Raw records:
+ + +

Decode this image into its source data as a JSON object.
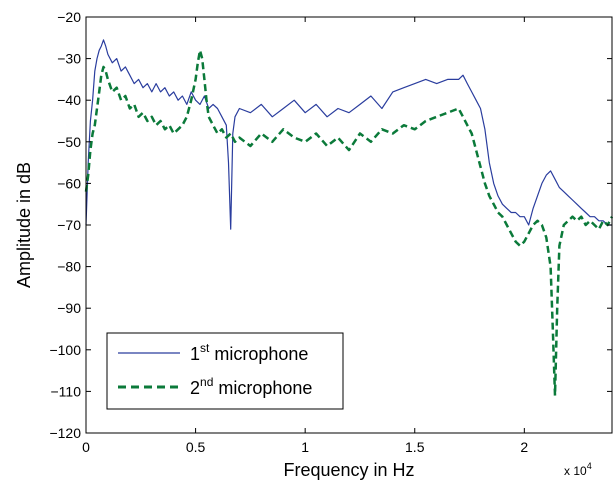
{
  "chart_data": {
    "type": "line",
    "title": "",
    "xlabel": "Frequency in Hz",
    "ylabel": "Amplitude in dB",
    "xlim": [
      0,
      24000
    ],
    "ylim": [
      -120,
      -20
    ],
    "x_exponent_label": {
      "base": "x 10",
      "exp": "4"
    },
    "x_ticks": [
      0,
      5000,
      10000,
      15000,
      20000
    ],
    "x_tick_labels": [
      "0",
      "0.5",
      "1",
      "1.5",
      "2"
    ],
    "y_ticks": [
      -120,
      -110,
      -100,
      -90,
      -80,
      -70,
      -60,
      -50,
      -40,
      -30,
      -20
    ],
    "y_tick_labels": [
      "−120",
      "−110",
      "−100",
      "−90",
      "−80",
      "−70",
      "−60",
      "−50",
      "−40",
      "−30",
      "−20"
    ],
    "grid": false,
    "legend": {
      "placement": "bottom-left",
      "entries": [
        {
          "main": "1",
          "sup": "st",
          "rest": " microphone"
        },
        {
          "main": "2",
          "sup": "nd",
          "rest": " microphone"
        }
      ]
    },
    "series": [
      {
        "name": "1st microphone",
        "color": "#2a3d9e",
        "style": "solid",
        "x": [
          0,
          100,
          200,
          300,
          400,
          500,
          600,
          700,
          800,
          900,
          1000,
          1200,
          1400,
          1600,
          1800,
          2000,
          2200,
          2400,
          2600,
          2800,
          3000,
          3200,
          3400,
          3600,
          3800,
          4000,
          4200,
          4400,
          4600,
          4800,
          5000,
          5200,
          5400,
          5600,
          5800,
          6000,
          6200,
          6400,
          6500,
          6600,
          6700,
          6800,
          7000,
          7500,
          8000,
          8500,
          9000,
          9500,
          10000,
          10500,
          11000,
          11500,
          12000,
          12500,
          13000,
          13500,
          14000,
          14500,
          15000,
          15500,
          16000,
          16500,
          17000,
          17200,
          17400,
          17600,
          17800,
          18000,
          18200,
          18400,
          18600,
          18800,
          19000,
          19200,
          19400,
          19600,
          19800,
          20000,
          20200,
          20400,
          20600,
          20800,
          21000,
          21200,
          21400,
          21600,
          21800,
          22000,
          22200,
          22400,
          22600,
          22800,
          23000,
          23200,
          23400,
          23600,
          23800,
          24000
        ],
        "y": [
          -70,
          -55,
          -45,
          -40,
          -33,
          -30,
          -28,
          -27,
          -25.5,
          -27,
          -29,
          -31,
          -30,
          -33,
          -32,
          -34,
          -36,
          -35,
          -37,
          -36,
          -38,
          -36,
          -38,
          -37,
          -39,
          -38,
          -40,
          -39,
          -41,
          -38,
          -40,
          -41,
          -39,
          -42,
          -41,
          -42,
          -44,
          -46,
          -55,
          -71,
          -48,
          -44,
          -42,
          -43,
          -41,
          -44,
          -42,
          -40,
          -43,
          -41,
          -44,
          -42,
          -43,
          -41,
          -39,
          -42,
          -38,
          -37,
          -36,
          -35,
          -36,
          -35,
          -35,
          -34,
          -36,
          -38,
          -40,
          -42,
          -47,
          -55,
          -60,
          -63,
          -65,
          -66,
          -67,
          -67,
          -68,
          -68,
          -70,
          -66,
          -63,
          -60,
          -58,
          -57,
          -59,
          -61,
          -62,
          -63,
          -64,
          -65,
          -66,
          -67,
          -68,
          -68,
          -69,
          -69,
          -70,
          -70
        ]
      },
      {
        "name": "2nd microphone",
        "color": "#0b7a3a",
        "style": "dashed",
        "x": [
          0,
          100,
          200,
          300,
          400,
          500,
          600,
          700,
          800,
          900,
          1000,
          1200,
          1400,
          1600,
          1800,
          2000,
          2200,
          2400,
          2600,
          2800,
          3000,
          3200,
          3400,
          3600,
          3800,
          4000,
          4200,
          4400,
          4600,
          4800,
          5000,
          5100,
          5200,
          5300,
          5400,
          5500,
          5600,
          5800,
          6000,
          6200,
          6400,
          6600,
          6800,
          7000,
          7500,
          8000,
          8500,
          9000,
          9500,
          10000,
          10500,
          11000,
          11500,
          12000,
          12500,
          13000,
          13500,
          14000,
          14500,
          15000,
          15500,
          16000,
          16500,
          17000,
          17200,
          17400,
          17600,
          17800,
          18000,
          18200,
          18400,
          18600,
          18800,
          19000,
          19200,
          19400,
          19600,
          19800,
          20000,
          20200,
          20400,
          20600,
          20800,
          21000,
          21200,
          21300,
          21400,
          21500,
          21600,
          21800,
          22000,
          22200,
          22400,
          22600,
          22800,
          23000,
          23200,
          23400,
          23600,
          23800,
          24000
        ],
        "y": [
          -62,
          -58,
          -52,
          -48,
          -46,
          -42,
          -38,
          -34,
          -32,
          -33,
          -35,
          -38,
          -37,
          -40,
          -39,
          -42,
          -41,
          -44,
          -43,
          -45,
          -44,
          -46,
          -45,
          -47,
          -46,
          -48,
          -47,
          -46,
          -44,
          -40,
          -35,
          -31,
          -28,
          -30,
          -35,
          -40,
          -44,
          -46,
          -48,
          -47,
          -49,
          -48,
          -50,
          -49,
          -51,
          -48,
          -50,
          -47,
          -49,
          -50,
          -48,
          -51,
          -49,
          -52,
          -48,
          -50,
          -47,
          -48,
          -46,
          -47,
          -45,
          -44,
          -43,
          -42,
          -44,
          -46,
          -48,
          -52,
          -56,
          -60,
          -63,
          -65,
          -67,
          -68,
          -70,
          -72,
          -74,
          -75,
          -74,
          -72,
          -70,
          -69,
          -70,
          -73,
          -80,
          -95,
          -111,
          -90,
          -75,
          -70,
          -69,
          -68,
          -69,
          -68,
          -70,
          -69,
          -70,
          -71,
          -69,
          -70,
          -68
        ]
      }
    ]
  }
}
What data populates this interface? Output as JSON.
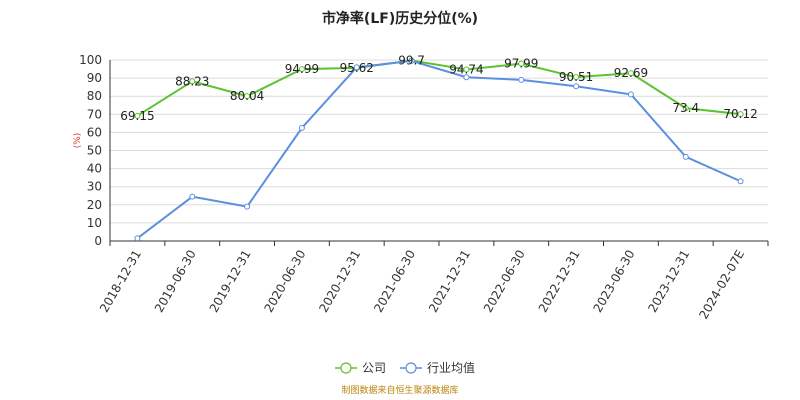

+ + +

### Task to complete
Take the data above and repeat it exactly, leaving each picture out.

### The output
Decode this image into its source data as a JSON object.
{
  "chart_data": {
    "type": "line",
    "title": "",
    "xlabel": "Frequency in Hz",
    "ylabel": "Amplitude in dB",
    "xlim": [
      0,
      24000
    ],
    "ylim": [
      -120,
      -20
    ],
    "x_exponent_label": {
      "base": "x 10",
      "exp": "4"
    },
    "x_ticks": [
      0,
      5000,
      10000,
      15000,
      20000
    ],
    "x_tick_labels": [
      "0",
      "0.5",
      "1",
      "1.5",
      "2"
    ],
    "y_ticks": [
      -120,
      -110,
      -100,
      -90,
      -80,
      -70,
      -60,
      -50,
      -40,
      -30,
      -20
    ],
    "y_tick_labels": [
      "−120",
      "−110",
      "−100",
      "−90",
      "−80",
      "−70",
      "−60",
      "−50",
      "−40",
      "−30",
      "−20"
    ],
    "grid": false,
    "legend": {
      "placement": "bottom-left",
      "entries": [
        {
          "main": "1",
          "sup": "st",
          "rest": " microphone"
        },
        {
          "main": "2",
          "sup": "nd",
          "rest": " microphone"
        }
      ]
    },
    "series": [
      {
        "name": "1st microphone",
        "color": "#2a3d9e",
        "style": "solid",
        "x": [
          0,
          100,
          200,
          300,
          400,
          500,
          600,
          700,
          800,
          900,
          1000,
          1200,
          1400,
          1600,
          1800,
          2000,
          2200,
          2400,
          2600,
          2800,
          3000,
          3200,
          3400,
          3600,
          3800,
          4000,
          4200,
          4400,
          4600,
          4800,
          5000,
          5200,
          5400,
          5600,
          5800,
          6000,
          6200,
          6400,
          6500,
          6600,
          6700,
          6800,
          7000,
          7500,
          8000,
          8500,
          9000,
          9500,
          10000,
          10500,
          11000,
          11500,
          12000,
          12500,
          13000,
          13500,
          14000,
          14500,
          15000,
          15500,
          16000,
          16500,
          17000,
          17200,
          17400,
          17600,
          17800,
          18000,
          18200,
          18400,
          18600,
          18800,
          19000,
          19200,
          19400,
          19600,
          19800,
          20000,
          20200,
          20400,
          20600,
          20800,
          21000,
          21200,
          21400,
          21600,
          21800,
          22000,
          22200,
          22400,
          22600,
          22800,
          23000,
          23200,
          23400,
          23600,
          23800,
          24000
        ],
        "y": [
          -70,
          -55,
          -45,
          -40,
          -33,
          -30,
          -28,
          -27,
          -25.5,
          -27,
          -29,
          -31,
          -30,
          -33,
          -32,
          -34,
          -36,
          -35,
          -37,
          -36,
          -38,
          -36,
          -38,
          -37,
          -39,
          -38,
          -40,
          -39,
          -41,
          -38,
          -40,
          -41,
          -39,
          -42,
          -41,
          -42,
          -44,
          -46,
          -55,
          -71,
          -48,
          -44,
          -42,
          -43,
          -41,
          -44,
          -42,
          -40,
          -43,
          -41,
          -44,
          -42,
          -43,
          -41,
          -39,
          -42,
          -38,
          -37,
          -36,
          -35,
          -36,
          -35,
          -35,
          -34,
          -36,
          -38,
          -40,
          -42,
          -47,
          -55,
          -60,
          -63,
          -65,
          -66,
          -67,
          -67,
          -68,
          -68,
          -70,
          -66,
          -63,
          -60,
          -58,
          -57,
          -59,
          -61,
          -62,
          -63,
          -64,
          -65,
          -66,
          -67,
          -68,
          -68,
          -69,
          -69,
          -70,
          -70
        ]
      },
      {
        "name": "2nd microphone",
        "color": "#0b7a3a",
        "style": "dashed",
        "x": [
          0,
          100,
          200,
          300,
          400,
          500,
          600,
          700,
          800,
          900,
          1000,
          1200,
          1400,
          1600,
          1800,
          2000,
          2200,
          2400,
          2600,
          2800,
          3000,
          3200,
          3400,
          3600,
          3800,
          4000,
          4200,
          4400,
          4600,
          4800,
          5000,
          5100,
          5200,
          5300,
          5400,
          5500,
          5600,
          5800,
          6000,
          6200,
          6400,
          6600,
          6800,
          7000,
          7500,
          8000,
          8500,
          9000,
          9500,
          10000,
          10500,
          11000,
          11500,
          12000,
          12500,
          13000,
          13500,
          14000,
          14500,
          15000,
          15500,
          16000,
          16500,
          17000,
          17200,
          17400,
          17600,
          17800,
          18000,
          18200,
          18400,
          18600,
          18800,
          19000,
          19200,
          19400,
          19600,
          19800,
          20000,
          20200,
          20400,
          20600,
          20800,
          21000,
          21200,
          21300,
          21400,
          21500,
          21600,
          21800,
          22000,
          22200,
          22400,
          22600,
          22800,
          23000,
          23200,
          23400,
          23600,
          23800,
          24000
        ],
        "y": [
          -62,
          -58,
          -52,
          -48,
          -46,
          -42,
          -38,
          -34,
          -32,
          -33,
          -35,
          -38,
          -37,
          -40,
          -39,
          -42,
          -41,
          -44,
          -43,
          -45,
          -44,
          -46,
          -45,
          -47,
          -46,
          -48,
          -47,
          -46,
          -44,
          -40,
          -35,
          -31,
          -28,
          -30,
          -35,
          -40,
          -44,
          -46,
          -48,
          -47,
          -49,
          -48,
          -50,
          -49,
          -51,
          -48,
          -50,
          -47,
          -49,
          -50,
          -48,
          -51,
          -49,
          -52,
          -48,
          -50,
          -47,
          -48,
          -46,
          -47,
          -45,
          -44,
          -43,
          -42,
          -44,
          -46,
          -48,
          -52,
          -56,
          -60,
          -63,
          -65,
          -67,
          -68,
          -70,
          -72,
          -74,
          -75,
          -74,
          -72,
          -70,
          -69,
          -70,
          -73,
          -80,
          -95,
          -111,
          -90,
          -75,
          -70,
          -69,
          -68,
          -69,
          -68,
          -70,
          -69,
          -70,
          -71,
          -69,
          -70,
          -68
        ]
      }
    ]
  }
}
What data populates this interface? Output as JSON.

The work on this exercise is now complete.